→ **BRIEF**
Pull out all lines from the listing below in which the word "kind" appears.

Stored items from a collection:
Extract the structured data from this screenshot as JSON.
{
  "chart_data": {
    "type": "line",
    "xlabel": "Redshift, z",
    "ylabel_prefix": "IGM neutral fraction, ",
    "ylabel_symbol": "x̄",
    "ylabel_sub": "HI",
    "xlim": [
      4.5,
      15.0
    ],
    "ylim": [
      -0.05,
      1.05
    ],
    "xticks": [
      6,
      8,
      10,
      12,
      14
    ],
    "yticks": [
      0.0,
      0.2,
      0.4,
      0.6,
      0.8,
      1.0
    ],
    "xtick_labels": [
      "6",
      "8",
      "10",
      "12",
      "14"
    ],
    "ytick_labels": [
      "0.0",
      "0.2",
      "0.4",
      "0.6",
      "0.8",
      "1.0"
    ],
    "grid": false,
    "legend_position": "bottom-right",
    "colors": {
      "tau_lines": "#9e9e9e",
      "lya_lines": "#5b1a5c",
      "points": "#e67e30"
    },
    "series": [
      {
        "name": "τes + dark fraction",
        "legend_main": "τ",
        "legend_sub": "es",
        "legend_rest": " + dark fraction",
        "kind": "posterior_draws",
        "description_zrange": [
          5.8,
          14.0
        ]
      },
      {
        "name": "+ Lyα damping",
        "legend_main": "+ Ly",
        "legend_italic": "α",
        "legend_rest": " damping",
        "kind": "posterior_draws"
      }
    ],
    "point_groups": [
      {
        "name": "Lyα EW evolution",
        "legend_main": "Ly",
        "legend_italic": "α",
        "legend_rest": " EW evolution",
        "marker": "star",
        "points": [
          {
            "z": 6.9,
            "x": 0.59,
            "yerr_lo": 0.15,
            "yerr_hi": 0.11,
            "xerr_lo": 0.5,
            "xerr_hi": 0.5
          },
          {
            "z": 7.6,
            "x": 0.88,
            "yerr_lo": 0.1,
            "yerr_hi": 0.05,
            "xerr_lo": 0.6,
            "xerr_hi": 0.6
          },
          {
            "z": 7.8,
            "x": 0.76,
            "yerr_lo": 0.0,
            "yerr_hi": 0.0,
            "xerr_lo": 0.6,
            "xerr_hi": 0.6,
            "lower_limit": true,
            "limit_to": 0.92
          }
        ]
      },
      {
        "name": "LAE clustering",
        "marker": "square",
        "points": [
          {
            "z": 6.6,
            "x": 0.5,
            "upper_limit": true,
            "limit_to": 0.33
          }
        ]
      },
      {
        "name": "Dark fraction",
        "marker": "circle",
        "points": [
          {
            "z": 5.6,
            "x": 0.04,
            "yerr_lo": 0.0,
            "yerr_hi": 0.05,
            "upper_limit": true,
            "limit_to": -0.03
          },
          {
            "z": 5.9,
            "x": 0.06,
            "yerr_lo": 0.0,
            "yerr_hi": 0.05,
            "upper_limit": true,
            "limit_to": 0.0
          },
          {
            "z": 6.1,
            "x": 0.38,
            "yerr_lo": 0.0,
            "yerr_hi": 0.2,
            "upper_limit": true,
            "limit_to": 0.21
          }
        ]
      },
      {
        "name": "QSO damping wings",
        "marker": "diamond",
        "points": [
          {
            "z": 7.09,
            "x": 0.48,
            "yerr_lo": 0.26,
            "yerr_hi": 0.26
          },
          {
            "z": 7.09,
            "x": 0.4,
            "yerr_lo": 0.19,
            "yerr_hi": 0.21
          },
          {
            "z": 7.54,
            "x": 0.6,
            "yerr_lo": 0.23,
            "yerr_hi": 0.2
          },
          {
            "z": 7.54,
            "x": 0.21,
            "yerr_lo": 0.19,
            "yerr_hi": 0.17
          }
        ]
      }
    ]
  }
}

→ **WRITTEN ANSWER**
        "kind": "posterior_draws",
        "kind": "posterior_draws"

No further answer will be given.